— YOUR GOAL —
Copy each line of the data below with the word "abondantes".

— DATASET —
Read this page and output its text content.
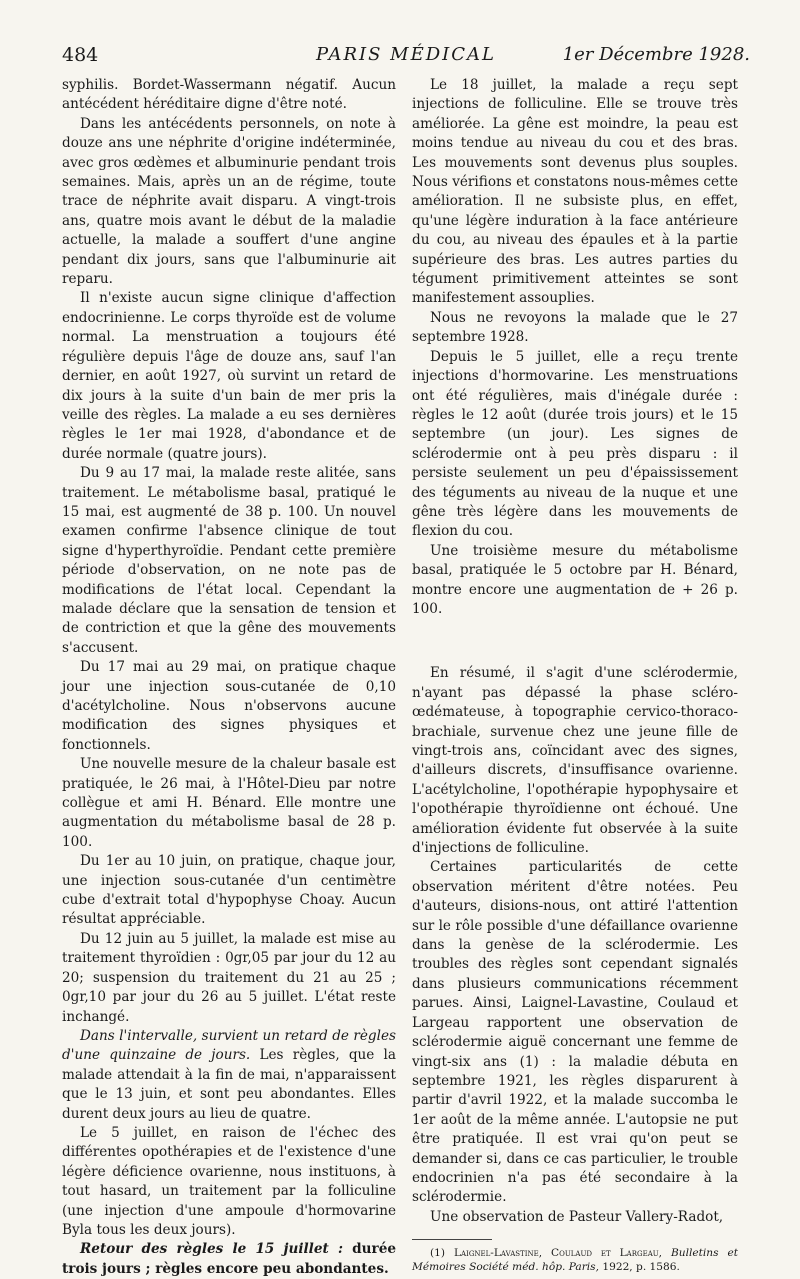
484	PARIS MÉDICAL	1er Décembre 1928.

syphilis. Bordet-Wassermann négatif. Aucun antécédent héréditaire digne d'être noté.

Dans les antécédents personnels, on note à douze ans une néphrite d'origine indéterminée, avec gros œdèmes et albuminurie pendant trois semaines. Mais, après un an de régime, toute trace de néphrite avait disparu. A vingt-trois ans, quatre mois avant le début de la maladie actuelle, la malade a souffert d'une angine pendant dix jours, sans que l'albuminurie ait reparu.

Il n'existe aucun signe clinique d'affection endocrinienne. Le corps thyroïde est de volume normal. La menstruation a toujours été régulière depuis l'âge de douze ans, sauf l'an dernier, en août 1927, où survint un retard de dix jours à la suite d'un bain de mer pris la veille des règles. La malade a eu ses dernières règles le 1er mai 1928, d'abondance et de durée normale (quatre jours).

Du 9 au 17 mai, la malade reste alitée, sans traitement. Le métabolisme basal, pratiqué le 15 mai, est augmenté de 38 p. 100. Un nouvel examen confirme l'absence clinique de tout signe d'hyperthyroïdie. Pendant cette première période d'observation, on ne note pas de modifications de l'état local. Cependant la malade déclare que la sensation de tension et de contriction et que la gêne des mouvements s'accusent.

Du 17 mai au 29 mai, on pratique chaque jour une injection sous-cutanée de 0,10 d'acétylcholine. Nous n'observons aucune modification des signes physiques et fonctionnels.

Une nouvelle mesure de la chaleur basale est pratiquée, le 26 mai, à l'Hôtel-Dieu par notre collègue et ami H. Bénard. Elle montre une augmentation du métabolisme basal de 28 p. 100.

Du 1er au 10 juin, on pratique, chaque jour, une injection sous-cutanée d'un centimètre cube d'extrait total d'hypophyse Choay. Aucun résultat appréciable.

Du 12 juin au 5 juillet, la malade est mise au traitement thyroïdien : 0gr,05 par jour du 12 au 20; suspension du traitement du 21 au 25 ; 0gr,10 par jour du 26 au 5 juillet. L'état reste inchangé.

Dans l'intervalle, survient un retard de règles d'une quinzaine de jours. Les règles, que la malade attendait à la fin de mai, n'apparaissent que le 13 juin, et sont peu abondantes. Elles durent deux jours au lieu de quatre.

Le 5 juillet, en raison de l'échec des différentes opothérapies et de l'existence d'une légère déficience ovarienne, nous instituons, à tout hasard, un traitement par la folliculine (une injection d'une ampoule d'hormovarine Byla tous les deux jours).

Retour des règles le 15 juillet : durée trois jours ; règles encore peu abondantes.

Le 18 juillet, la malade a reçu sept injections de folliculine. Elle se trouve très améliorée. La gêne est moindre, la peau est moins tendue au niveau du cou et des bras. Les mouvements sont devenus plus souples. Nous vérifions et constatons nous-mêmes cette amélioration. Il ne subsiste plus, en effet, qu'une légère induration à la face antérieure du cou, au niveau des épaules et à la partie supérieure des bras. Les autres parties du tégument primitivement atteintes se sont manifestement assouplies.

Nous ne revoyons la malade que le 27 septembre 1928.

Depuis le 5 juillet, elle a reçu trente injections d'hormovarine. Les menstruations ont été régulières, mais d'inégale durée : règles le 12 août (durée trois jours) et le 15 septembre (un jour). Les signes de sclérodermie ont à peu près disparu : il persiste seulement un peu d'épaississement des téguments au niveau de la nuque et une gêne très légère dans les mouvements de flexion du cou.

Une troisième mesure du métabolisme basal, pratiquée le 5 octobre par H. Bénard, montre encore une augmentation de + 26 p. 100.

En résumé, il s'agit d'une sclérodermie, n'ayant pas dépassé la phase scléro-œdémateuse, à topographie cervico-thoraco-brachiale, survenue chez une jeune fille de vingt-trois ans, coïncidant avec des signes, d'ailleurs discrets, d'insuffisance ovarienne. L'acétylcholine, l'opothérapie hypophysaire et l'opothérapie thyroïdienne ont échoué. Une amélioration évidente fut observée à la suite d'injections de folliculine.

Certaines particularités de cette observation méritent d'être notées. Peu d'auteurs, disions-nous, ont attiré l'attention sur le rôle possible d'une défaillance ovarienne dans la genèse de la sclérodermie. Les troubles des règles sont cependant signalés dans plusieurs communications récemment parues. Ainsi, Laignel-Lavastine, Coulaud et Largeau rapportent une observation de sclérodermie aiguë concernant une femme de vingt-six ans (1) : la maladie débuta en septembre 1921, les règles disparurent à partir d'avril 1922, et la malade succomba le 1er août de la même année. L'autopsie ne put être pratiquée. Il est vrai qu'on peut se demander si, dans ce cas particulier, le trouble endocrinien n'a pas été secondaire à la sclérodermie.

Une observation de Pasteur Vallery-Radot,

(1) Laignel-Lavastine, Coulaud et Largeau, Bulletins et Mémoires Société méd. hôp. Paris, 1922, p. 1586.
==
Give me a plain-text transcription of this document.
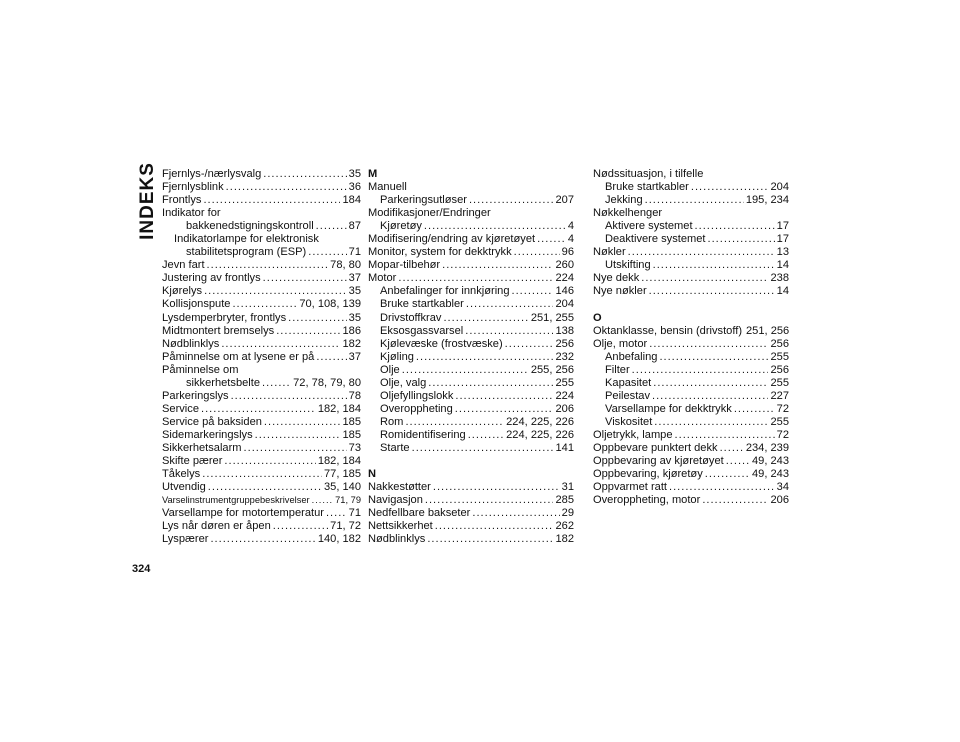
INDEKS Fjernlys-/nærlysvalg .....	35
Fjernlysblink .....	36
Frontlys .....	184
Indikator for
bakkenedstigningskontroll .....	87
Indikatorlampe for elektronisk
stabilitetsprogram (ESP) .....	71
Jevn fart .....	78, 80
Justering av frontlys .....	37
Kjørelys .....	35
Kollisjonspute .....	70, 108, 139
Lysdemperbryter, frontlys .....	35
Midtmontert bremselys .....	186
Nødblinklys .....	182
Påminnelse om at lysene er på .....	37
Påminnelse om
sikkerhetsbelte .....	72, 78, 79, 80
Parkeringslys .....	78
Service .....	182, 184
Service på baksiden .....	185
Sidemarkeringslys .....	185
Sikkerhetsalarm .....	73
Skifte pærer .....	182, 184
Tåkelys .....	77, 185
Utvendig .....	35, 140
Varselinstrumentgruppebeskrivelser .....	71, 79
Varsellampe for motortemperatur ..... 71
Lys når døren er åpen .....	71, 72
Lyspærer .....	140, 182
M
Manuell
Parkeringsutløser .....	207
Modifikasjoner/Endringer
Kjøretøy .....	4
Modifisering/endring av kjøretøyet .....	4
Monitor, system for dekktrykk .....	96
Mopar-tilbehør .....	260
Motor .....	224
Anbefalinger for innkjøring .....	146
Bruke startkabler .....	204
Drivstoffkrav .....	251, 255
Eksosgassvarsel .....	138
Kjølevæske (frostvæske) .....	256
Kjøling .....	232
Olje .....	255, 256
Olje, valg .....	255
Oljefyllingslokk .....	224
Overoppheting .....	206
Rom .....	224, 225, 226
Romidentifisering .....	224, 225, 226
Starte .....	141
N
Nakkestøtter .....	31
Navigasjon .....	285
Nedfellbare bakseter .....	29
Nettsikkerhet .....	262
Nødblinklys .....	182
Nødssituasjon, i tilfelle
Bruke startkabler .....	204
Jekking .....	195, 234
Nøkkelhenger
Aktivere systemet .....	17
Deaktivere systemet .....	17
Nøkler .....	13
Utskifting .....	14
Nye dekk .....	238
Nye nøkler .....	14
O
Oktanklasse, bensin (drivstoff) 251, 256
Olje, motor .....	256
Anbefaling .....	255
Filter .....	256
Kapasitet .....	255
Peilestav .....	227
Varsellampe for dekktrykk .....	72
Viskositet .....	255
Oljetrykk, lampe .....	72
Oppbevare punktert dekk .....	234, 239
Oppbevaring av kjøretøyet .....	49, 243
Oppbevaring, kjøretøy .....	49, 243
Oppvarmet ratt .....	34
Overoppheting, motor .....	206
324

— RESPONSE TO THE EXERCISE —
Dans l'intervalle, survient un retard de règles d'une quinzaine de jours. Les règles, que la malade attendait à la fin de mai, n'apparaissent que le 13 juin, et sont peu abondantes. Elles durent deux jours au lieu de quatre.
Retour des règles le 15 juillet : durée trois jours ; règles encore peu abondantes.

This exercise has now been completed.